Request ▸
For the material that follows, list every line containing the word "Deaddraw".

— begin Listed entries —

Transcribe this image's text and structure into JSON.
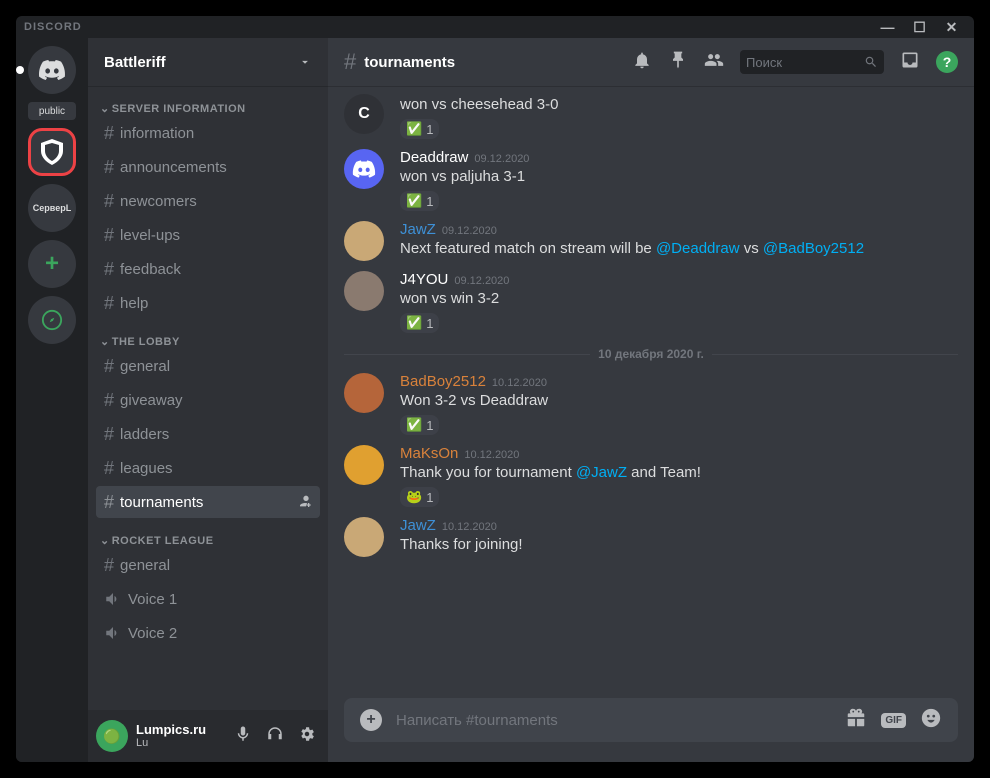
{
  "app_title": "DISCORD",
  "server_name": "Battleriff",
  "guilds": {
    "public_label": "public",
    "server2_label": "СерверL"
  },
  "categories": [
    {
      "name": "SERVER INFORMATION",
      "channels": [
        {
          "name": "information",
          "type": "text"
        },
        {
          "name": "announcements",
          "type": "text"
        },
        {
          "name": "newcomers",
          "type": "text"
        },
        {
          "name": "level-ups",
          "type": "text"
        },
        {
          "name": "feedback",
          "type": "text"
        },
        {
          "name": "help",
          "type": "text"
        }
      ]
    },
    {
      "name": "THE LOBBY",
      "channels": [
        {
          "name": "general",
          "type": "text"
        },
        {
          "name": "giveaway",
          "type": "text"
        },
        {
          "name": "ladders",
          "type": "text"
        },
        {
          "name": "leagues",
          "type": "text"
        },
        {
          "name": "tournaments",
          "type": "text",
          "active": true
        }
      ]
    },
    {
      "name": "ROCKET LEAGUE",
      "channels": [
        {
          "name": "general",
          "type": "text"
        },
        {
          "name": "Voice 1",
          "type": "voice"
        },
        {
          "name": "Voice 2",
          "type": "voice"
        }
      ]
    }
  ],
  "current_channel": "tournaments",
  "search_placeholder": "Поиск",
  "user": {
    "name": "Lumpics.ru",
    "sub": "Lu"
  },
  "divider_text": "10 декабря 2020 г.",
  "input_placeholder": "Написать #tournaments",
  "messages": [
    {
      "author": "C",
      "author_color": "#fff",
      "avatar_bg": "#2f3136",
      "avatar_text": "C",
      "content": "won vs cheesehead 3-0",
      "reaction_emoji": "✅",
      "reaction_count": "1",
      "hide_header": true
    },
    {
      "author": "Deaddraw",
      "author_color": "#fff",
      "avatar_bg": "#5865f2",
      "timestamp": "09.12.2020",
      "content": "won vs paljuha 3-1",
      "reaction_emoji": "✅",
      "reaction_count": "1"
    },
    {
      "author": "JawZ",
      "author_color": "#3e90d6",
      "avatar_bg": "#c9a876",
      "timestamp": "09.12.2020",
      "content_pre": "Next featured match on stream will be ",
      "mention1": "@Deaddraw",
      "content_mid": " vs ",
      "mention2": "@BadBoy2512"
    },
    {
      "author": "J4YOU",
      "author_color": "#fff",
      "avatar_bg": "#8a7a6f",
      "timestamp": "09.12.2020",
      "content": "won vs win 3-2",
      "reaction_emoji": "✅",
      "reaction_count": "1"
    },
    {
      "author": "BadBoy2512",
      "author_color": "#d9823b",
      "avatar_bg": "#b5653a",
      "timestamp": "10.12.2020",
      "content": "Won 3-2 vs Deaddraw",
      "reaction_emoji": "✅",
      "reaction_count": "1",
      "after_divider": true
    },
    {
      "author": "MaKsOn",
      "author_color": "#d9823b",
      "avatar_bg": "#e0a030",
      "timestamp": "10.12.2020",
      "content_pre": "Thank you for tournament ",
      "mention1": "@JawZ",
      "content_mid": " and Team!",
      "reaction_emoji": "🐸",
      "reaction_count": "1"
    },
    {
      "author": "JawZ",
      "author_color": "#3e90d6",
      "avatar_bg": "#c9a876",
      "timestamp": "10.12.2020",
      "content": "Thanks for joining!"
    }
  ],
  "gif_label": "GIF"
}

— end Listed entries —

Task output ▸
      "author": "Deaddraw",
      "mention1": "@Deaddraw",
      "content": "Won 3-2 vs Deaddraw",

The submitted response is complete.